Records

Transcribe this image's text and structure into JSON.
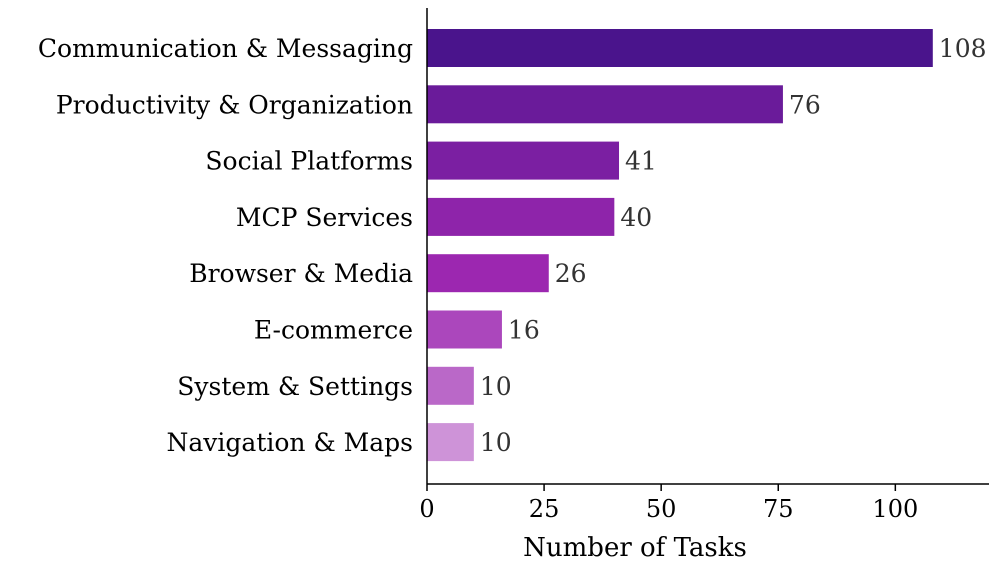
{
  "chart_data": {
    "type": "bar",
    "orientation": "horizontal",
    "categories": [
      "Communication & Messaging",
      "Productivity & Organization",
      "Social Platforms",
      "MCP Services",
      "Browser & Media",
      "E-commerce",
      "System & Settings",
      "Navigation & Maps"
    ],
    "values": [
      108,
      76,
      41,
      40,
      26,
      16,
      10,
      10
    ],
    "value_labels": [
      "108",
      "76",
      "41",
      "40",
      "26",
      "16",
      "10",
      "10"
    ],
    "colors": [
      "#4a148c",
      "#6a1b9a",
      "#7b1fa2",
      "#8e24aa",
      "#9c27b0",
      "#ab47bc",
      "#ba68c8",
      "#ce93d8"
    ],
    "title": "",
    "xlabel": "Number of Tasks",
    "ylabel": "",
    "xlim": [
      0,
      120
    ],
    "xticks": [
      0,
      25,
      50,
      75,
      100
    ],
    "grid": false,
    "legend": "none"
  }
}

## Written problem
Reproduce the material above verbatim; omit every picture.

## Answer in full
Transcribe this image's text and structure into JSON.
{
  "chart_data": {
    "type": "bar",
    "orientation": "horizontal",
    "categories": [
      "Communication & Messaging",
      "Productivity & Organization",
      "Social Platforms",
      "MCP Services",
      "Browser & Media",
      "E-commerce",
      "System & Settings",
      "Navigation & Maps"
    ],
    "values": [
      108,
      76,
      41,
      40,
      26,
      16,
      10,
      10
    ],
    "value_labels": [
      "108",
      "76",
      "41",
      "40",
      "26",
      "16",
      "10",
      "10"
    ],
    "colors": [
      "#4a148c",
      "#6a1b9a",
      "#7b1fa2",
      "#8e24aa",
      "#9c27b0",
      "#ab47bc",
      "#ba68c8",
      "#ce93d8"
    ],
    "title": "",
    "xlabel": "Number of Tasks",
    "ylabel": "",
    "xlim": [
      0,
      120
    ],
    "xticks": [
      0,
      25,
      50,
      75,
      100
    ],
    "grid": false,
    "legend": "none"
  }
}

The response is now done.